**Dataset content:**

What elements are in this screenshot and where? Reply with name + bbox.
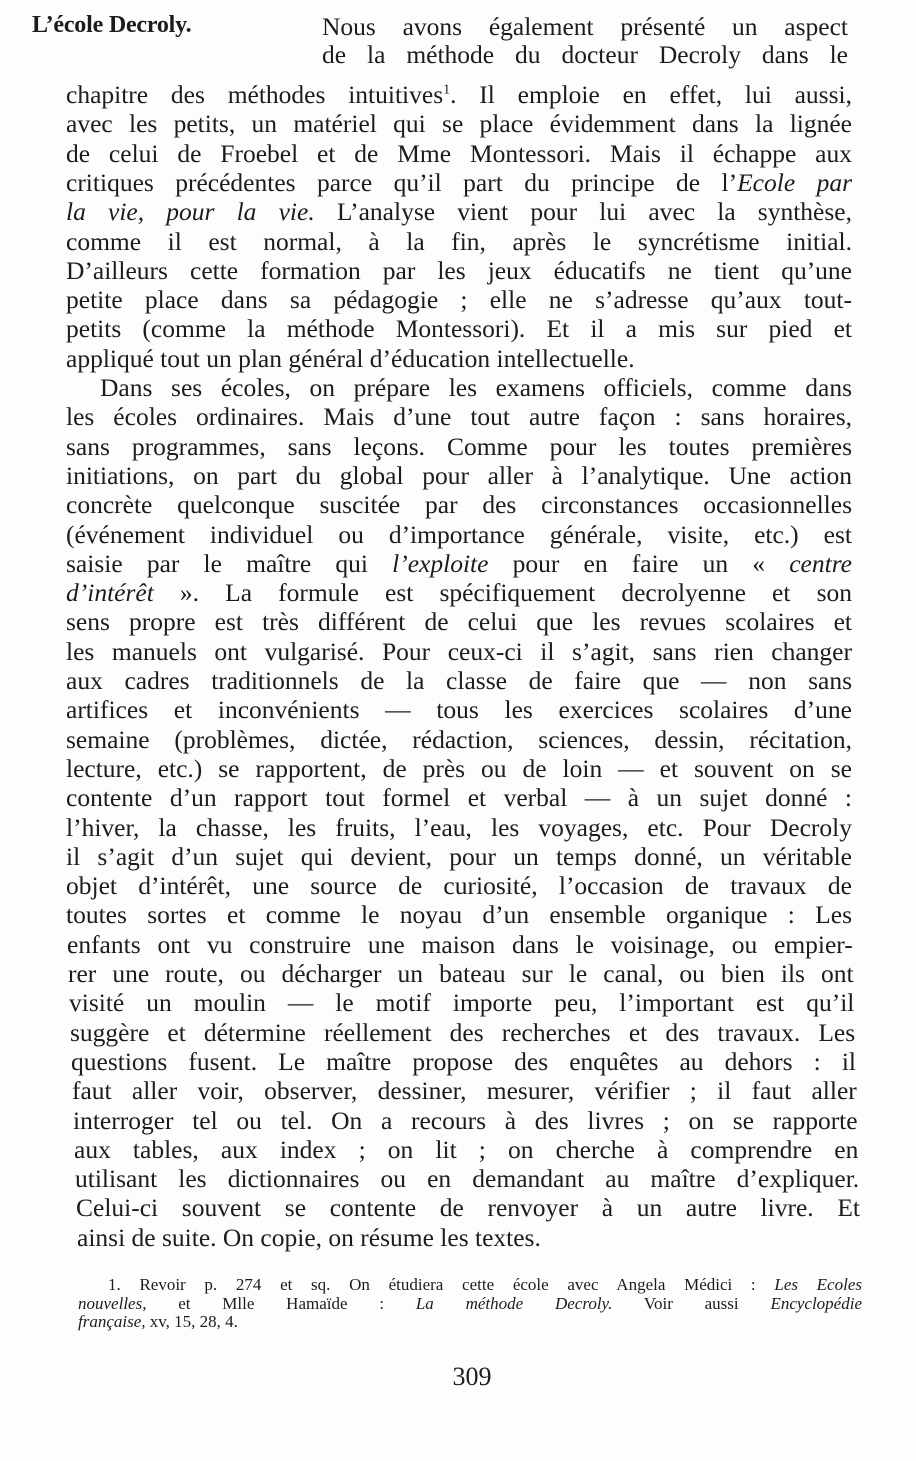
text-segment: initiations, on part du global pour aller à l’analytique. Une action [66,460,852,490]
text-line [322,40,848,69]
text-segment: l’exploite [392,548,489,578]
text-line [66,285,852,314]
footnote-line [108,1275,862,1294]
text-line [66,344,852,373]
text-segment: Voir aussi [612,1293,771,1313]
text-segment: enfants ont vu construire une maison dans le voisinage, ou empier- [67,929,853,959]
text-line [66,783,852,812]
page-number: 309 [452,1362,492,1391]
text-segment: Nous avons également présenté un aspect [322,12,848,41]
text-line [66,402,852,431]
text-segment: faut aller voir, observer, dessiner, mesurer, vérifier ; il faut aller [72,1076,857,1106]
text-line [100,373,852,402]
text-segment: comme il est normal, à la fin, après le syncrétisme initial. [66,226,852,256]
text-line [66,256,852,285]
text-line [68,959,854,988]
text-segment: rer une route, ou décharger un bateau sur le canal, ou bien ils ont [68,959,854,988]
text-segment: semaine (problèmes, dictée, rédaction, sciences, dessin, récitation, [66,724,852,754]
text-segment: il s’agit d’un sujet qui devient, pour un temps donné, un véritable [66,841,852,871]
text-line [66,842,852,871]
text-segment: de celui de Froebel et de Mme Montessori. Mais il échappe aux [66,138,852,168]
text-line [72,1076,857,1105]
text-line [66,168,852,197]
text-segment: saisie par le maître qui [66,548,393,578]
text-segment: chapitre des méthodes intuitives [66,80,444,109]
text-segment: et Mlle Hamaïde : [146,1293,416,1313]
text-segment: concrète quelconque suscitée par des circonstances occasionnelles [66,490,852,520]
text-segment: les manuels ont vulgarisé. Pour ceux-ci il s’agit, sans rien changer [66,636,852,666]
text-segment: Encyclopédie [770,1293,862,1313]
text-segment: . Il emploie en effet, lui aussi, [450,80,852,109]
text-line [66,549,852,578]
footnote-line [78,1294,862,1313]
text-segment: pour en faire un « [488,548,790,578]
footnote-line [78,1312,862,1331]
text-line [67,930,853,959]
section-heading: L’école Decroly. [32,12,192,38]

**Goal of the exercise:** Copy out all of the material above without the pictures, replacing "text-line" with "line of text" wherever it appears. Keep every other part the same.

**Output of the exercise:**
What elements are in this screenshot and where? Reply with name + bbox.
text-segment: initiations, on part du global pour aller à l’analytique. Une action [66,460,852,490]
line of text [322,40,848,69]
text-segment: l’exploite [392,548,489,578]
line of text [66,285,852,314]
footnote-line [108,1275,862,1294]
line of text [66,344,852,373]
text-segment: Voir aussi [612,1293,771,1313]
text-segment: enfants ont vu construire une maison dans le voisinage, ou empier- [67,929,853,959]
line of text [66,783,852,812]
page-number: 309 [452,1362,492,1391]
text-segment: Nous avons également présenté un aspect [322,12,848,41]
line of text [66,402,852,431]
text-segment: faut aller voir, observer, dessiner, mesurer, vérifier ; il faut aller [72,1076,857,1106]
line of text [100,373,852,402]
text-segment: comme il est normal, à la fin, après le syncrétisme initial. [66,226,852,256]
line of text [66,256,852,285]
line of text [68,959,854,988]
text-segment: rer une route, ou décharger un bateau sur le canal, ou bien ils ont [68,959,854,988]
text-segment: semaine (problèmes, dictée, rédaction, sciences, dessin, récitation, [66,724,852,754]
text-segment: il s’agit d’un sujet qui devient, pour un temps donné, un véritable [66,841,852,871]
line of text [66,842,852,871]
text-segment: de celui de Froebel et de Mme Montessori. Mais il échappe aux [66,138,852,168]
line of text [72,1076,857,1105]
line of text [66,168,852,197]
text-segment: saisie par le maître qui [66,548,393,578]
text-segment: chapitre des méthodes intuitives [66,80,444,109]
text-segment: et Mlle Hamaïde : [146,1293,416,1313]
text-segment: concrète quelconque suscitée par des circonstances occasionnelles [66,490,852,520]
text-segment: les manuels ont vulgarisé. Pour ceux-ci il s’agit, sans rien changer [66,636,852,666]
text-segment: Encyclopédie [770,1293,862,1313]
text-segment: . Il emploie en effet, lui aussi, [450,80,852,109]
line of text [66,549,852,578]
footnote-line [78,1294,862,1313]
text-segment: pour en faire un « [488,548,790,578]
footnote-line [78,1312,862,1331]
line of text [67,930,853,959]
section-heading: L’école Decroly. [32,12,192,38]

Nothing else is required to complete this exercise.